----- Selected passage

I’m not big into technology, mainly because I live in the bush and unless it can help split and stack wood, I don’t have a huge need for it. But, I am starting to get several different types of electronics, like a cell phone for one. Although, typically I keep it in my purse and turned off. But as is the case with these things, I have been edging into the twenty first century without planning it. For example, the other day my Fitbit informed me that I had walked 10.5 kilometers while mowing my lawn. I pushed that mower up and down banks, side stepped steep hills, and was chewed on by those little bastard black-flies that make this time of the year a living hell. To top it off, every step felt as if someone was stabbing the back of my heel with a burning knife. It was my Achilles tendon’s way of saying, “Fuck you’re stupid.” It took two long agonizing hours.

The only reason I mention the above is because today I went to a school concert, it lasted two hours. Two grueling, excruciating, torturous hours. The second I sat down on the most uncomfortable chair on the planet, old forgotten memories resurfaced. Oh yes, the butt remembers! But by then, it was too late. Too late to recognize that I’d sooner volunteer to cut 20.5 kilometers of grass on the side of a mountain than to sit through an elementary school concert, ever again. Fading affect bias is a real bitch.

It not that I don’t like children, it’s just that I don’t like to be around them. I don’t want to be touched by their sticky little selves, see their jam stained little faces, listen to their banshee screeching little singing, or spend the next two weeks recovering from whatever illness the little plague-infested miscreants have infected me with. Because they will infect you, no matter how much antiseptic lotion you bathe in. Now don’t get me wrong, I like, even love, the scabby-kneed, snotty-nosed short people who happen to be directly related to me, but the others...oy vey.

So there I was, squirming on a wooden plank designed by a sadist. My back ached, haunted by distant memories. My butt see-sawed between numbness and torment.  And my brain, without conscious effort on my part, began to survey the room, planning my escape. Then the singing started. Here’s a question, why do music teachers hate everyone? Are they driven to homicidal thoughts while sitting in their classrooms, day after day, listening to out-of-tune instruments being played as if they were being thrown against a wall? Or did they have to sign a pledge in order to graduate from Teacher School? I solemnly promise to use only the following books: Songs Written by Muskrats, Horrifying Songs Made Even More Ghastly by Children in Groups and Songs That Cause Brain Hemorrhaging.

For a while, I took my queues from the hubby. He seemed to know when to smile, when to say, “aw, how cute,” and when to clap. It’s like there’s this whole secret language I know nothing about. Eventually, I began to resent him for it and started to feel stabby.  On top of this, I hadn’t eaten breakfast. Good thing I didn’t have access to the nuclear codes.

Then I was saved, in the most unbelievable fashion ever! I pulled my phone out of my purse and turned it on to take a picture (cause that’s what the hubby was doing) and lo and behold, I had a message.

Lisa saved me. I love you, Lisa. Suddenly, I had me and ally. Someone to share the misery with. I didn’t even have to tell her about the chair from hell, she already knew. Then she sent me a picture of Arnold Schwarzenegger doing a voice over of Blue Oyster Cult’s, Burnin for You, and all was right with the world. I’m beginning to understand the world’s obsession with technology, and am beginning to grasp its usefulness, even without a cord of wood in the vicinity.

----------

:: Check your understanding ::
(A) Answer these questions about the school concert post:
(i) How far did the Fitbit say the writer walked while mowing the lawn?
(ii) How long did the school concert last?
(iii) What meal had the writer skipped?
(B) Write out again the part of the school concert post that starts with the words containing "The only reason" and ends with "a real bitch.".
The material that comes next has nothing to do with the school concert post.

----- Data for review

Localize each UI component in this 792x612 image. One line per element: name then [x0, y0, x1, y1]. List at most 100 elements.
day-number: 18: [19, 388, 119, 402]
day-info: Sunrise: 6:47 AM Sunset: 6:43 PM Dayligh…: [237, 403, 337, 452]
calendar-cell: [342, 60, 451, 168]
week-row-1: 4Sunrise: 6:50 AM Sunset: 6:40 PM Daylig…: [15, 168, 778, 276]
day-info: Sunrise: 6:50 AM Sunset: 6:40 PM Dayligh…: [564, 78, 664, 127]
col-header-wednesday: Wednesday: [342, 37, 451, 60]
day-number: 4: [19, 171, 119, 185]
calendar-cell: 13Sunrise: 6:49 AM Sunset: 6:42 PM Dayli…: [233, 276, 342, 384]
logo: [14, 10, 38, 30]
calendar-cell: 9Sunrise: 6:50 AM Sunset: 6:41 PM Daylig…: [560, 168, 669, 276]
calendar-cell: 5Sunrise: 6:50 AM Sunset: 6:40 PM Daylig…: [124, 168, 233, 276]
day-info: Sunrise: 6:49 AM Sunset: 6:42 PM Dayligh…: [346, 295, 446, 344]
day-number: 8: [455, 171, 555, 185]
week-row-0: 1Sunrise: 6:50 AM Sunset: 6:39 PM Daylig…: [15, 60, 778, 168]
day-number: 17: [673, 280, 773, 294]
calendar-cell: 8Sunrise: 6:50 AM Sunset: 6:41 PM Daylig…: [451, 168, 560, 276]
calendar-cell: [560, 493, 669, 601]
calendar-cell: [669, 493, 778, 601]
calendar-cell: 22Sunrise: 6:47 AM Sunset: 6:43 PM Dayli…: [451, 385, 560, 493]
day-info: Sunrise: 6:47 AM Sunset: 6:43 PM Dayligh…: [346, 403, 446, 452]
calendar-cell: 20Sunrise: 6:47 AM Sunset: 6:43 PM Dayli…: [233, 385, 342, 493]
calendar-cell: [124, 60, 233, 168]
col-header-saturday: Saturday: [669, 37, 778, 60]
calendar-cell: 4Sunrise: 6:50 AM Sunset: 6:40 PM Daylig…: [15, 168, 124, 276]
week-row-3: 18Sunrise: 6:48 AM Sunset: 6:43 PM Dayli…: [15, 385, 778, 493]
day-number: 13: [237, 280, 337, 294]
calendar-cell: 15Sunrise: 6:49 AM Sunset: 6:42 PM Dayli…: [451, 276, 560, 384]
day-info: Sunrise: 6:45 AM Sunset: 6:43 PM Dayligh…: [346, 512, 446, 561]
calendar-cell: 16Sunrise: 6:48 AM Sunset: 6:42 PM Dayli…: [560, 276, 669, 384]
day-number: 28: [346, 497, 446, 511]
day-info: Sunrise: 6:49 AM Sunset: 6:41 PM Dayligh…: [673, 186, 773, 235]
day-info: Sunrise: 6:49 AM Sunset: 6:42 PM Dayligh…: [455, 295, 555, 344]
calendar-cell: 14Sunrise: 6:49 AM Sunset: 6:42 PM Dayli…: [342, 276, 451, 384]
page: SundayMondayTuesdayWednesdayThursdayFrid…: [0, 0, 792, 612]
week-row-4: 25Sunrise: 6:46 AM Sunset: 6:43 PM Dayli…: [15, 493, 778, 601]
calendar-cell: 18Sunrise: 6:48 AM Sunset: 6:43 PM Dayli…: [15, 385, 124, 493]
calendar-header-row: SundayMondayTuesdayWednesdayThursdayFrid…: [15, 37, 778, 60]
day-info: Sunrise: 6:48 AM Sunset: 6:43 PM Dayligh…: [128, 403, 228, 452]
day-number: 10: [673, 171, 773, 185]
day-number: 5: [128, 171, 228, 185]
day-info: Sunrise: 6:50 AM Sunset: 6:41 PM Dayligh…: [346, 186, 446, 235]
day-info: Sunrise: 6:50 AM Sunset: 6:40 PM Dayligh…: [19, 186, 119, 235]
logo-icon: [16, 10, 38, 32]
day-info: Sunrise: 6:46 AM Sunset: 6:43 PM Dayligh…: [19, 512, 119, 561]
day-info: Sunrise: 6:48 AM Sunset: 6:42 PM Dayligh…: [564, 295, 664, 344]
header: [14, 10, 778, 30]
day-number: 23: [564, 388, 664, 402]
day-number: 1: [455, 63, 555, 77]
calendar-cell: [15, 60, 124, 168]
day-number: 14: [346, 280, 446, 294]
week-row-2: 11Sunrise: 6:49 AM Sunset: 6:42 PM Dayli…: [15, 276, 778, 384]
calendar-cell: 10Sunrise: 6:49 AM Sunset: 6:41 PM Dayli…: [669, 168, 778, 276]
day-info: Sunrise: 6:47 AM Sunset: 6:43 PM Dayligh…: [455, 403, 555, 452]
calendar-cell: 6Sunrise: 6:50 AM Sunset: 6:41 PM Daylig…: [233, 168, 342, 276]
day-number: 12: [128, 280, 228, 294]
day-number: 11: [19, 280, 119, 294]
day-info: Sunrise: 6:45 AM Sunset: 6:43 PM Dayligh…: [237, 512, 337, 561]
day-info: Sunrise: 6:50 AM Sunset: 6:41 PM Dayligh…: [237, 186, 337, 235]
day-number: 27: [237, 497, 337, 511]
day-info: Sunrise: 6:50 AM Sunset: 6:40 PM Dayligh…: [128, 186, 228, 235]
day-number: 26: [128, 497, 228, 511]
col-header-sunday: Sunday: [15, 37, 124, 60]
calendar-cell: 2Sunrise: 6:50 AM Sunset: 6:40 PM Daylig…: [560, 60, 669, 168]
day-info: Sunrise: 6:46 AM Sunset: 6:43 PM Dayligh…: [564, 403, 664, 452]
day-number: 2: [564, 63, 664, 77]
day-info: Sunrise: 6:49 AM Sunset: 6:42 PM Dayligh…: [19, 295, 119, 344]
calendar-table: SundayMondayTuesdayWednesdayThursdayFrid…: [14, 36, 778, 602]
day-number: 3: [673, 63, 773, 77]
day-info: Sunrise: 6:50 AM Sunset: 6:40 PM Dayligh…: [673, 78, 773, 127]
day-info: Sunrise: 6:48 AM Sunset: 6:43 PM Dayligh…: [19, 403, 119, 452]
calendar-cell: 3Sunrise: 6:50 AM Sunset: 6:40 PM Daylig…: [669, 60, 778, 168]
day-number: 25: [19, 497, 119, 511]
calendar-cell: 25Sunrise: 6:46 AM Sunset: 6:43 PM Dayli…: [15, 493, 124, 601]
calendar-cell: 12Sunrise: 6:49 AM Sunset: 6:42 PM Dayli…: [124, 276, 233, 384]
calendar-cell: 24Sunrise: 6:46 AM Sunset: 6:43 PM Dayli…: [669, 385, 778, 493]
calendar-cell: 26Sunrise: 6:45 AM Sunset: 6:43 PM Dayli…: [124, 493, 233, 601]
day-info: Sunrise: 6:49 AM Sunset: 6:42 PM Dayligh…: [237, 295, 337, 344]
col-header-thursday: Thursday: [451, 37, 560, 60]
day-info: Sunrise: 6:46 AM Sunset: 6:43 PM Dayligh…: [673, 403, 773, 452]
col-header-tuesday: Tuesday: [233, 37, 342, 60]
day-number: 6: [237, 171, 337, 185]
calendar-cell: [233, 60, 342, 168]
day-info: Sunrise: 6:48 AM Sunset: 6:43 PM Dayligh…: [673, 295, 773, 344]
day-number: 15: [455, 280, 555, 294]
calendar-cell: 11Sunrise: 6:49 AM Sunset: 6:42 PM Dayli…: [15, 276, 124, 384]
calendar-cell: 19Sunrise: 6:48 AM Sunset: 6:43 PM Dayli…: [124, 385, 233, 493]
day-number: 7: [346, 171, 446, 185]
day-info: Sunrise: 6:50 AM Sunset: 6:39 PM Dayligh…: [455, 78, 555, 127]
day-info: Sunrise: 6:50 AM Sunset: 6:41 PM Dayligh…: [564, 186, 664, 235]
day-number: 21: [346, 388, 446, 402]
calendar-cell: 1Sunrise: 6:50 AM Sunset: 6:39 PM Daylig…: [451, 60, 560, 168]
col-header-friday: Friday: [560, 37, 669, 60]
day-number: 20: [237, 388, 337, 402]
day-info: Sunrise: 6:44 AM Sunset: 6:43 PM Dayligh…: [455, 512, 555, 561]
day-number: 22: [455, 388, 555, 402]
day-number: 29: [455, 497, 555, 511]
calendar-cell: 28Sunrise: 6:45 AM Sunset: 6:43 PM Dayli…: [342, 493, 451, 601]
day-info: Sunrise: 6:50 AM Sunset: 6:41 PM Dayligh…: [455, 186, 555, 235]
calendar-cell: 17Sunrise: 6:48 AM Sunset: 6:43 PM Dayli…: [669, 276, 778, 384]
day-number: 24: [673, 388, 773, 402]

----------

:: Problem solutions ::
(A)
(i) 10.5 kilometers
(ii) Two hours
(iii) Breakfast

(B)
The only reason I mention the above is because today I went to a school concert, it lasted two hours. Two grueling, excruciating, torturous hours. The second I sat down on the most uncomfortable chair on the planet, old forgotten memories resurfaced. Oh yes, the butt remembers! But by then, it was too late. Too late to recognize that I’d sooner volunteer to cut 20.5 kilometers of grass on the side of a mountain than to sit through an elementary school concert, ever again. Fading affect bias is a real bitch.